[Extracted entries]
- - -

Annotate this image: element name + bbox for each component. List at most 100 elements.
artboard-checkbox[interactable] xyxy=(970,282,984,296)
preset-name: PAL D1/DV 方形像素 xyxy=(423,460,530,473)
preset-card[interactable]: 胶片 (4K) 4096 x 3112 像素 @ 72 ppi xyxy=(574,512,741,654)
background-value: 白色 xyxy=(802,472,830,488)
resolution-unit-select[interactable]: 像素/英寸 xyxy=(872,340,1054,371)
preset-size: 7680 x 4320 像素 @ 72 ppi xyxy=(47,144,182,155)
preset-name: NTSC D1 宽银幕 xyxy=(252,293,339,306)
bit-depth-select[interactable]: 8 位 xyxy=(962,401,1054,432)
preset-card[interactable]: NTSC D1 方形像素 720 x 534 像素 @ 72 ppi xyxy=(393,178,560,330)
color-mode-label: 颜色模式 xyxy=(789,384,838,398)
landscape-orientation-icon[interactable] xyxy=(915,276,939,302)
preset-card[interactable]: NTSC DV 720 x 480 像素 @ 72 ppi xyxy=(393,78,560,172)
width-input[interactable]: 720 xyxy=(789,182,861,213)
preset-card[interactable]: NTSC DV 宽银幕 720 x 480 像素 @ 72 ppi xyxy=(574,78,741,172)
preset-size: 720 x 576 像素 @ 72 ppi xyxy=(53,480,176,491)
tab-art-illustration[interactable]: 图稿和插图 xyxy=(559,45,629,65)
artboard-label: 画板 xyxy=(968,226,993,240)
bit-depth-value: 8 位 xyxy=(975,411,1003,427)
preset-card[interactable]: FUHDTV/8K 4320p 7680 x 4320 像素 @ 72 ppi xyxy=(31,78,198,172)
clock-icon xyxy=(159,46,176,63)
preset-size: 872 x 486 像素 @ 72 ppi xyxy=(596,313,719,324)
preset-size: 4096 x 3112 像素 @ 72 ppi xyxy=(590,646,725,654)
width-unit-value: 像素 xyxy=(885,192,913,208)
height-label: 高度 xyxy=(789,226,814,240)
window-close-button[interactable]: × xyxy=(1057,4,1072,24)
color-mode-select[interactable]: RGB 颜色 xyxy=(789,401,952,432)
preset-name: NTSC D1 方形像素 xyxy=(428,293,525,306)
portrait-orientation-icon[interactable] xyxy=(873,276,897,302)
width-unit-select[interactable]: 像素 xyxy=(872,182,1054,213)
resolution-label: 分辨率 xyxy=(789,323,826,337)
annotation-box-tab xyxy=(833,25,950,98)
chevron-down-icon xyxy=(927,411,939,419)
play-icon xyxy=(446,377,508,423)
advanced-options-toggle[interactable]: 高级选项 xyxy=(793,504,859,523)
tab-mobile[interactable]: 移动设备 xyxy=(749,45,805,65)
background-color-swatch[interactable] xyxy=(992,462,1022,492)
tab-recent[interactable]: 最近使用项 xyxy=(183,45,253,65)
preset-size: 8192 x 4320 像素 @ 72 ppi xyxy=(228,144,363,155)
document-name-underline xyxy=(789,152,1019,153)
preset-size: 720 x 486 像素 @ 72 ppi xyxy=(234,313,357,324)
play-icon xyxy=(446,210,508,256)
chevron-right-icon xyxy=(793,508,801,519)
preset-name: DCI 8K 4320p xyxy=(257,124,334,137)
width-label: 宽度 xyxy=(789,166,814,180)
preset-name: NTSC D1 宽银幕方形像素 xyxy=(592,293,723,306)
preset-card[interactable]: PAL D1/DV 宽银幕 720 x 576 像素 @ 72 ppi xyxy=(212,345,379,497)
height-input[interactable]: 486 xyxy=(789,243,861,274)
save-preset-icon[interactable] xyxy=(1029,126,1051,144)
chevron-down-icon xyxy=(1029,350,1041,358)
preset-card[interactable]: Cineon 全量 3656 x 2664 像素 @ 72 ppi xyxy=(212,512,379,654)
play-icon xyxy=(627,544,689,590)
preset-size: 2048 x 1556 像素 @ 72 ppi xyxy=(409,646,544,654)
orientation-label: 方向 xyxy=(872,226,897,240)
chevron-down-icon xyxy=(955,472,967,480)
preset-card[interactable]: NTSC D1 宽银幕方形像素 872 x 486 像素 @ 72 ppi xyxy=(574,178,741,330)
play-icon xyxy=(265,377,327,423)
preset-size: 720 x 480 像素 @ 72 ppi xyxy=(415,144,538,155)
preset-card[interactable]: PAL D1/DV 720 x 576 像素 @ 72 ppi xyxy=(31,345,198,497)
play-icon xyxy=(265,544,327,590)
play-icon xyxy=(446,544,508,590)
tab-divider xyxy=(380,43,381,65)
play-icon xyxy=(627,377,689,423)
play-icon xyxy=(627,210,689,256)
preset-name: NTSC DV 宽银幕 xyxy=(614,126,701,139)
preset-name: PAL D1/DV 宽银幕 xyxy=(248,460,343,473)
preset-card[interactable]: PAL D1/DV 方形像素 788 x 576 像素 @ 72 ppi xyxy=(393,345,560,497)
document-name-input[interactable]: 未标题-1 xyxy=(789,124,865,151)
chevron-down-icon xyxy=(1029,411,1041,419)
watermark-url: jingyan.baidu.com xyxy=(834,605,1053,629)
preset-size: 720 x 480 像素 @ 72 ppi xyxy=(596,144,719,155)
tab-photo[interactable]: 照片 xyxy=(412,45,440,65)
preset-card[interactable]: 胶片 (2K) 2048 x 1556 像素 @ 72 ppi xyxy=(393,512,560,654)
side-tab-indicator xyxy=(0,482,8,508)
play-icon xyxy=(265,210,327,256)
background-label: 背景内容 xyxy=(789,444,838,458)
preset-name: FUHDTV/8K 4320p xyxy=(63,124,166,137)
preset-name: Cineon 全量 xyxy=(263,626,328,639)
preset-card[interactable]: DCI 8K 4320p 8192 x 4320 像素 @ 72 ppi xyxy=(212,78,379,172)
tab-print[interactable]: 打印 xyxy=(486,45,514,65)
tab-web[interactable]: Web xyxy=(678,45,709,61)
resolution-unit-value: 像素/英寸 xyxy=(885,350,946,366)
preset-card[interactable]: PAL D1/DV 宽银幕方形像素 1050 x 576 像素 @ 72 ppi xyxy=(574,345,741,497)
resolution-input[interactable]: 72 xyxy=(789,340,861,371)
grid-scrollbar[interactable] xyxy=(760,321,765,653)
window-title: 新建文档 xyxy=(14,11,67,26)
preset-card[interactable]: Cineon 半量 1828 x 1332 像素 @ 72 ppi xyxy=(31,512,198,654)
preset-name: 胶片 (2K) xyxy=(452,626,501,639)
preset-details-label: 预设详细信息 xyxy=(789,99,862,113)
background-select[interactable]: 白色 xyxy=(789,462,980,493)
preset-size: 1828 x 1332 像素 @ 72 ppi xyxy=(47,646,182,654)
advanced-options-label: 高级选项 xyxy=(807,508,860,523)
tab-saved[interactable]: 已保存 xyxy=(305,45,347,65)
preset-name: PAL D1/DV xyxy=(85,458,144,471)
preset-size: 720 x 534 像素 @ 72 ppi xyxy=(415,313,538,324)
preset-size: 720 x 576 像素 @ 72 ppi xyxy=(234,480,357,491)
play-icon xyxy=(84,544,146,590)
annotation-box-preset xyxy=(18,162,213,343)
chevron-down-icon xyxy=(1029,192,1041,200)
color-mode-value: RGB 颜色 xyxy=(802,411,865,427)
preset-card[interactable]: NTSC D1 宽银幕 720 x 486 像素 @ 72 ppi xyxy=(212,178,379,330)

- - -

Your instructions: Copy out verbatim the entries from the beginning through the line containing "landscape-orientation-icon[interactable] xyxy=(915,276,939,302)", including that line.

Result below:
Annotate this image: element name + bbox for each component. List at most 100 elements.
artboard-checkbox[interactable] xyxy=(970,282,984,296)
preset-name: PAL D1/DV 方形像素 xyxy=(423,460,530,473)
preset-card[interactable]: 胶片 (4K) 4096 x 3112 像素 @ 72 ppi xyxy=(574,512,741,654)
background-value: 白色 xyxy=(802,472,830,488)
resolution-unit-select[interactable]: 像素/英寸 xyxy=(872,340,1054,371)
preset-size: 7680 x 4320 像素 @ 72 ppi xyxy=(47,144,182,155)
preset-name: NTSC D1 宽银幕 xyxy=(252,293,339,306)
bit-depth-select[interactable]: 8 位 xyxy=(962,401,1054,432)
preset-card[interactable]: NTSC D1 方形像素 720 x 534 像素 @ 72 ppi xyxy=(393,178,560,330)
color-mode-label: 颜色模式 xyxy=(789,384,838,398)
landscape-orientation-icon[interactable] xyxy=(915,276,939,302)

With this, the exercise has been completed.